(DOCUMENT PASSAGE):
▼▼▼

For
well over an hundred years, the church has been suffering in her battle with
modernism and more lately her stupider, but more honest, daughter,
postmodernism. Throughout this whole period, the church has also suffered from
ecclesial schizophrenia, a damnable “double-mindedness,” says St. James.
On the
one hand, certain churchmen have sought to reestablish the church as
institution. Many, in frustrated zeal, have left the fold of the faithful and
wander down the road to Rome, seeking that organizational structure and order,
that static institutionalism. Give these sorts a creed, a pew, and a dry liturgy
and they are happy; just see to it that folks don’t get carried away with
enthusiasm and begin looking for that “New Light,” seeking regeneration and a
heart of flesh that pulsates for Christ!
On the
other hand, the last century has given the church a new spiritual vitality, one
that was borne out of the ecstatic spontaneity of the revivalism of the
so-called second Great Awakening. For the most part, the charismatics and Pentecostals
have claimed the corner on this renewal and vivacious life stream. In fact, few
denominations have been left unmarked by this burgeoning and exciting impulse,
however authentic its various quarters may or may not be.

▲▲▲

(EXERCISE 1):
Answer the following questions about the passage on the church and modernism.
(a) What does the passage call postmodernism in relation to modernism?
(b) Who is cited as the source of the term "double-mindedness"?
(c) Which groups have claimed the corner on the renewal and vivacious life stream?
(EXERCISE 2): Carry the passage on the church and modernism forward from its final sentence.

Stored entries:
▼▼▼

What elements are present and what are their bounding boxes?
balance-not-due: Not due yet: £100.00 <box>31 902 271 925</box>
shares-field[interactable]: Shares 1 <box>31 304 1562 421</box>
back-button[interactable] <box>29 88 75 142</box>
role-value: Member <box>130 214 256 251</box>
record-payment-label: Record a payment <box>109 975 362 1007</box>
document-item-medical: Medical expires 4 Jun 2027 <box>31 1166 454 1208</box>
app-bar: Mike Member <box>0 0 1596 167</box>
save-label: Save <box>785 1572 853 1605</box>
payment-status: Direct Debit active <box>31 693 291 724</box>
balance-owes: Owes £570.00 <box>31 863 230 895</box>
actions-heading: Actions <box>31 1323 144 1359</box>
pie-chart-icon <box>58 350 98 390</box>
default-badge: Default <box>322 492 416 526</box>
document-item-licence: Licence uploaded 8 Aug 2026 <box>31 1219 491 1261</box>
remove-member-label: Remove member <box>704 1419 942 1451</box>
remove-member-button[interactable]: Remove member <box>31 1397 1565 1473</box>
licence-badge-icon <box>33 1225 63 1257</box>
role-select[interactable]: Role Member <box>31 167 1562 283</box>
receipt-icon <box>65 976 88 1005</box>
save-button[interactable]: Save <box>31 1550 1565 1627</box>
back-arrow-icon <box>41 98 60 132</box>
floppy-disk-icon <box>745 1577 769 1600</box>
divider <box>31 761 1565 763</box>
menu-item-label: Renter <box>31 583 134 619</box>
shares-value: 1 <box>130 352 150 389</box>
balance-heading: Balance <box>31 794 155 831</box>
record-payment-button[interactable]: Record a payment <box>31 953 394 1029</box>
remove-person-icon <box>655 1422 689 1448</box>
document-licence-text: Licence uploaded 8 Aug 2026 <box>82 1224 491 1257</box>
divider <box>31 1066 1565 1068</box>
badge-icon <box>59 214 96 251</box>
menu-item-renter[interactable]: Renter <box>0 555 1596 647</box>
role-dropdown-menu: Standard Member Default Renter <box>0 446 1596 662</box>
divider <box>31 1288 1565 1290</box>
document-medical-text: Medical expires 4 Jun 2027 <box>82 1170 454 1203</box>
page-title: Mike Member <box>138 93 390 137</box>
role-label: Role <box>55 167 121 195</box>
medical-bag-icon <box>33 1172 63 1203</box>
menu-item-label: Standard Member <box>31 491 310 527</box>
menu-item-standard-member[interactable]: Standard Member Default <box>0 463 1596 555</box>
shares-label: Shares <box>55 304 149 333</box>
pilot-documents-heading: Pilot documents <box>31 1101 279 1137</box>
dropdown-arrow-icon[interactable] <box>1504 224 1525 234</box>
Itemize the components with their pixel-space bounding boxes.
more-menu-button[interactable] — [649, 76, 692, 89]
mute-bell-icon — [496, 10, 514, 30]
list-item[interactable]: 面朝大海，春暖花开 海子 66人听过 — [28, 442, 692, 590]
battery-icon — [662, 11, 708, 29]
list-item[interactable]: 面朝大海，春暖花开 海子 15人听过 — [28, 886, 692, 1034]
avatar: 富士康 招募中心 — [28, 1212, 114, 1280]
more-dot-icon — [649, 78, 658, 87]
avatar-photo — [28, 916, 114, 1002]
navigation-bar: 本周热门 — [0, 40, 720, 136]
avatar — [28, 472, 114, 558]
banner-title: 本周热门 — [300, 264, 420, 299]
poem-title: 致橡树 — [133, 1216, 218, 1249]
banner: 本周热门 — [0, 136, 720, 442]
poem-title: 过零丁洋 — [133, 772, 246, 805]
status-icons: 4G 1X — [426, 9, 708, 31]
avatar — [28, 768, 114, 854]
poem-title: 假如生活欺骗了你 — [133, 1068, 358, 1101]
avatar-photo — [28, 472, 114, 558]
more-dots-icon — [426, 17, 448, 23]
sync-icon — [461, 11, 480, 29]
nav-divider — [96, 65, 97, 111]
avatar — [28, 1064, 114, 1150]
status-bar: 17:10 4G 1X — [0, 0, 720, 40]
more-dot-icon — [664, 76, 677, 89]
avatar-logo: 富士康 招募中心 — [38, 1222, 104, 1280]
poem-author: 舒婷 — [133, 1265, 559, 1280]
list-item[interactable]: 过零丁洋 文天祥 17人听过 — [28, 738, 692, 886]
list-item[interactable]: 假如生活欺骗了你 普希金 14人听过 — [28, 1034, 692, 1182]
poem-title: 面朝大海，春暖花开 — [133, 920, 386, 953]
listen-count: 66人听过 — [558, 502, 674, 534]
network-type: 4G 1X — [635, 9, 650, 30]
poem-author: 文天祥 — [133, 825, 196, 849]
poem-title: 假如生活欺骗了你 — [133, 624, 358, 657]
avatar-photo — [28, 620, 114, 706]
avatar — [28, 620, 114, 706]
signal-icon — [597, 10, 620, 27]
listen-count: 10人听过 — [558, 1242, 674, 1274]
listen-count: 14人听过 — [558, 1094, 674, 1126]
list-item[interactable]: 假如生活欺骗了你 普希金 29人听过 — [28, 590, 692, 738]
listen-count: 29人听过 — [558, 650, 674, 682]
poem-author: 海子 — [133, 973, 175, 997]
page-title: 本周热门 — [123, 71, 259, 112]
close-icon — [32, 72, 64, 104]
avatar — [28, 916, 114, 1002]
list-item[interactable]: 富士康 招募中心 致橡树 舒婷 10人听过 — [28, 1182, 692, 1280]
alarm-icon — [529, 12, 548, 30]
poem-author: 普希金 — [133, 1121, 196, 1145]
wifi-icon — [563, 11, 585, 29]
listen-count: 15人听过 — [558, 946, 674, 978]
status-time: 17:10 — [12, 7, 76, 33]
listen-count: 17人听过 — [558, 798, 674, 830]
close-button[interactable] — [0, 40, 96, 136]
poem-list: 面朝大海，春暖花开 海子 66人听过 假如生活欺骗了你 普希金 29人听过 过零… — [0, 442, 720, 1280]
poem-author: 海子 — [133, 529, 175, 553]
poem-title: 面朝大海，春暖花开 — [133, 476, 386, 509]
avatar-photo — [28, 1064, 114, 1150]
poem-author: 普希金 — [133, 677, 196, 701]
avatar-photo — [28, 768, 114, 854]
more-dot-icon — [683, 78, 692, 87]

▲▲▲

(RIGHT ANSWER 1):
(a) Modernism's "stupider, but more honest, daughter"
(b) St. James
(c) The charismatics and Pentecostals

(RIGHT ANSWER 2):
These enthusiasts
or spiritualistic type, for lack of better, see the church as institution as
the cloister that has historically killed the virgin church! The “Letter kills,
whilst the Spirit gives life!” And here, by letter, they mean anything that
might circumscribe their existential spiritual adventures. “I have a
relationship, not religion!” they shout (not having the sense to see that this
is itself a fundamental creed of what is simply a different, heterodox religious sect of true religion!).
This
problem has persisted and produced chaos for over an hundred years; it creates “a
house divided,” which cannot stem the unified tide of humanist, whether modern
or postmodern. Additionally, for over an hundred years, God’s modern
mouthpiece, the revolutionary Anti-Revolutionist founder, Dutch Reformed
statesman, theologian, and churchman, Abraham Kuyper has said, Let there be a
curse on both these houses...or rather, both houses are homes to a curse.
Kuyper mends this false ecclesial dichotomy, and articulates the biblically
perspective, wherein the “twain become one,” a reciprocal, mutual unity of
organism and institution. Hear him below, and then treat yourself to the full
sermon by following the link.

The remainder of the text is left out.